** RAW DATA **
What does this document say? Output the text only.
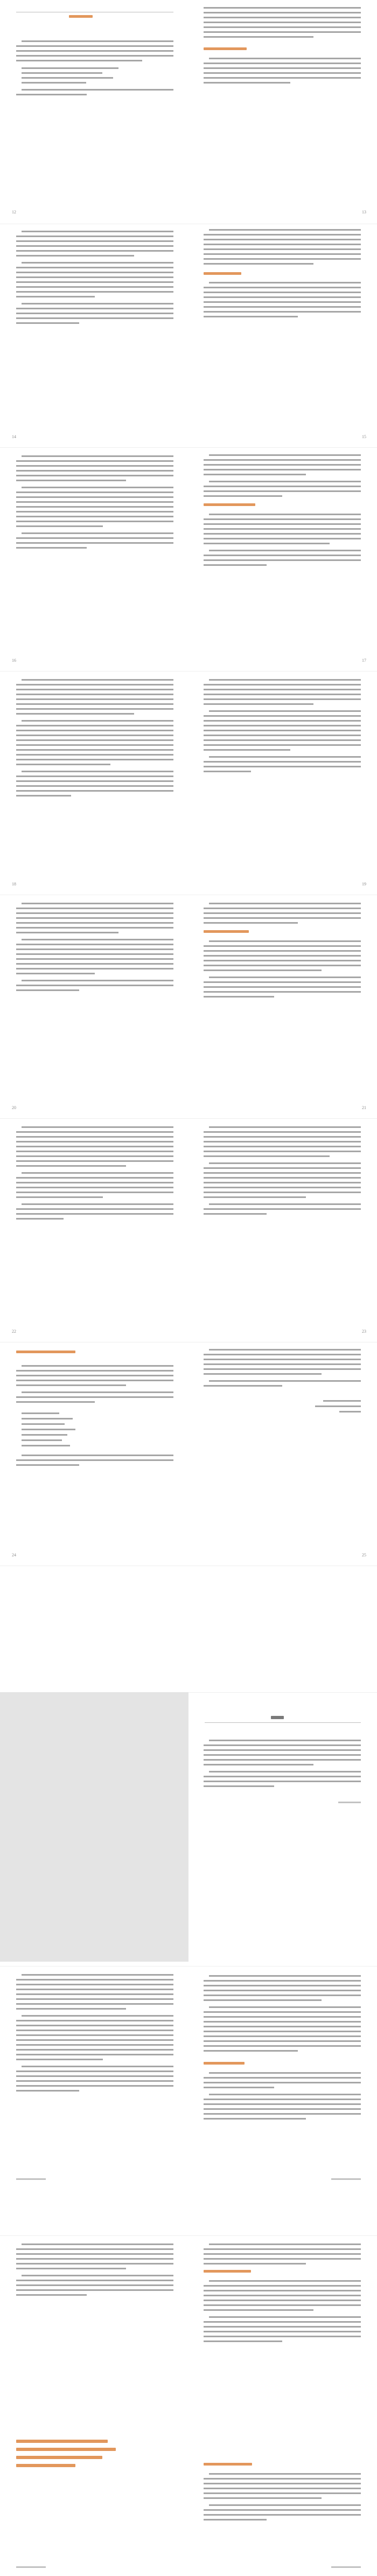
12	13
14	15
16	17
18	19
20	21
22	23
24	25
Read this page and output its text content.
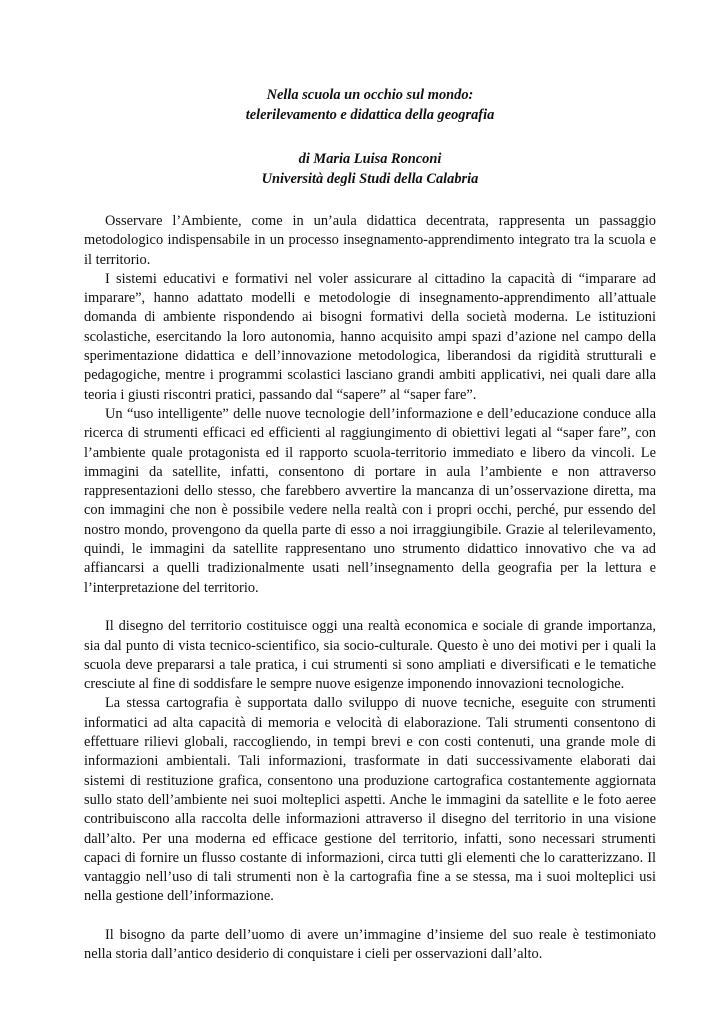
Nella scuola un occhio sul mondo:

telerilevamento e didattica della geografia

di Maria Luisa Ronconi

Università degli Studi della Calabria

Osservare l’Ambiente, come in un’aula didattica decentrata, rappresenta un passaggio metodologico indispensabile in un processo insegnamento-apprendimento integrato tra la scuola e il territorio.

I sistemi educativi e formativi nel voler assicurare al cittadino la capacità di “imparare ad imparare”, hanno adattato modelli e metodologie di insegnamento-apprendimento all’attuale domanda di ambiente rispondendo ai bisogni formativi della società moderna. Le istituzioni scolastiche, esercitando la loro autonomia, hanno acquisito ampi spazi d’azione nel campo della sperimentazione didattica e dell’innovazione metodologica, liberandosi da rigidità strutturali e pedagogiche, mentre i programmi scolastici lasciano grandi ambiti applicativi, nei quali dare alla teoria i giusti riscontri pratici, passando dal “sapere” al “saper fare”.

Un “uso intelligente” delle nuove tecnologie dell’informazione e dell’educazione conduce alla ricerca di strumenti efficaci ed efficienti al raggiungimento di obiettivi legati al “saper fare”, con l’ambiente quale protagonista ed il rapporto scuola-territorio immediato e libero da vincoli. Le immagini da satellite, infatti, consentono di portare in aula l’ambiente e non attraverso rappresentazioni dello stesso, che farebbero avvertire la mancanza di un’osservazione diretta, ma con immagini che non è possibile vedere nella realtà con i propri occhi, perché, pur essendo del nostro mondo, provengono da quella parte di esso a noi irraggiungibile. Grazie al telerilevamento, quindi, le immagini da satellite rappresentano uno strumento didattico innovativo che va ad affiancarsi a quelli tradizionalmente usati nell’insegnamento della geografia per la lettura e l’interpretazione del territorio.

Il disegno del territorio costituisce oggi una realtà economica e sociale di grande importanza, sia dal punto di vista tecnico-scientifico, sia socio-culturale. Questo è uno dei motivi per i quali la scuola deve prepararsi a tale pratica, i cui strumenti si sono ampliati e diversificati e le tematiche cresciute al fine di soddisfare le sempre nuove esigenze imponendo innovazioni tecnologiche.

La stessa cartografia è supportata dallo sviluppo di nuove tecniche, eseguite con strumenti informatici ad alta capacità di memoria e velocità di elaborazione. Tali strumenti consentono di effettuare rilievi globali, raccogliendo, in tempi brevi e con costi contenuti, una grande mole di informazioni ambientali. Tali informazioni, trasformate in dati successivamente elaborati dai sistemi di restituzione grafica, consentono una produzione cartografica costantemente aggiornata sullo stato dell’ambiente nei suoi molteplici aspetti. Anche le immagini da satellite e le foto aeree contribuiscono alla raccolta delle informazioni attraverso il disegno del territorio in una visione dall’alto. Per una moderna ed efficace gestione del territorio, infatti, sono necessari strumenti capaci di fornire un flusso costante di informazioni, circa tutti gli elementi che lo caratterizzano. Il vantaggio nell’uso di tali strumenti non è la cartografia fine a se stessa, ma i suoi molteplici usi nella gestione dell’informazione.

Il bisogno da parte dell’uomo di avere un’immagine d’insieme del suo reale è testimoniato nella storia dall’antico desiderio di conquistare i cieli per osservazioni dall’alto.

---

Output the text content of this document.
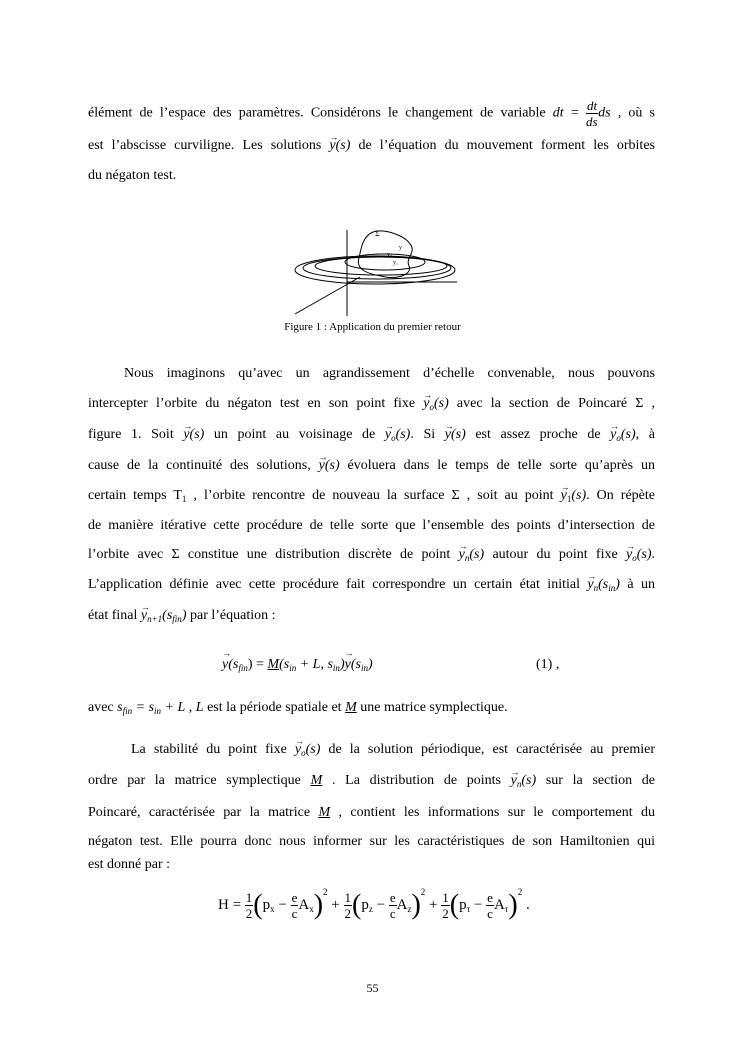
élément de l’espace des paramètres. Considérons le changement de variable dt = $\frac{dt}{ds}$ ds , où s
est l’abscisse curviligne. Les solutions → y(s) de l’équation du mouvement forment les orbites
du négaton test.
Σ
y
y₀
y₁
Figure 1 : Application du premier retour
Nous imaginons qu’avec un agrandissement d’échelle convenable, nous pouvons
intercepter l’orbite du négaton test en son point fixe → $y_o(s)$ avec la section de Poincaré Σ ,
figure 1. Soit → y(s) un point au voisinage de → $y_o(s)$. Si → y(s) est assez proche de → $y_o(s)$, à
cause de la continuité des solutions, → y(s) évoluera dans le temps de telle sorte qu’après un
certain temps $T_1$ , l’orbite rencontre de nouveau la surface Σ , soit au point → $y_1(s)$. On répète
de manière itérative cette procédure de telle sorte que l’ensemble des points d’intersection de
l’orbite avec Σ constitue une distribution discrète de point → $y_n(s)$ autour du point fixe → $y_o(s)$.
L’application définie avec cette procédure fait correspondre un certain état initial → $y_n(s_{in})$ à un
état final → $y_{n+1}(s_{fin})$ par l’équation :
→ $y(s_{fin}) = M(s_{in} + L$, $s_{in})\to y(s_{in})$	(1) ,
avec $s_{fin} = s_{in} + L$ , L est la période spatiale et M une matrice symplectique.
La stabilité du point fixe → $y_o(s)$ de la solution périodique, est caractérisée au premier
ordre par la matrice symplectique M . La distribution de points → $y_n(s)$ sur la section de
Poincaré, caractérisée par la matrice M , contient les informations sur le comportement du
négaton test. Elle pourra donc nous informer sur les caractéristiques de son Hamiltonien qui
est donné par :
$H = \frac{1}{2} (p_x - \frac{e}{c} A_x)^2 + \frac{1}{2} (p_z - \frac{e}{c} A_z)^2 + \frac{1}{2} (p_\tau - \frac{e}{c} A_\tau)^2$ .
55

** EXERCISE OBJECTIVE **
Pull out all lines from the listing that contain the string "telle".

** RESULT **
cause de la continuité des solutions, → y(s) évoluera dans le temps de telle sorte qu’après un
de manière itérative cette procédure de telle sorte que l’ensemble des points d’intersection de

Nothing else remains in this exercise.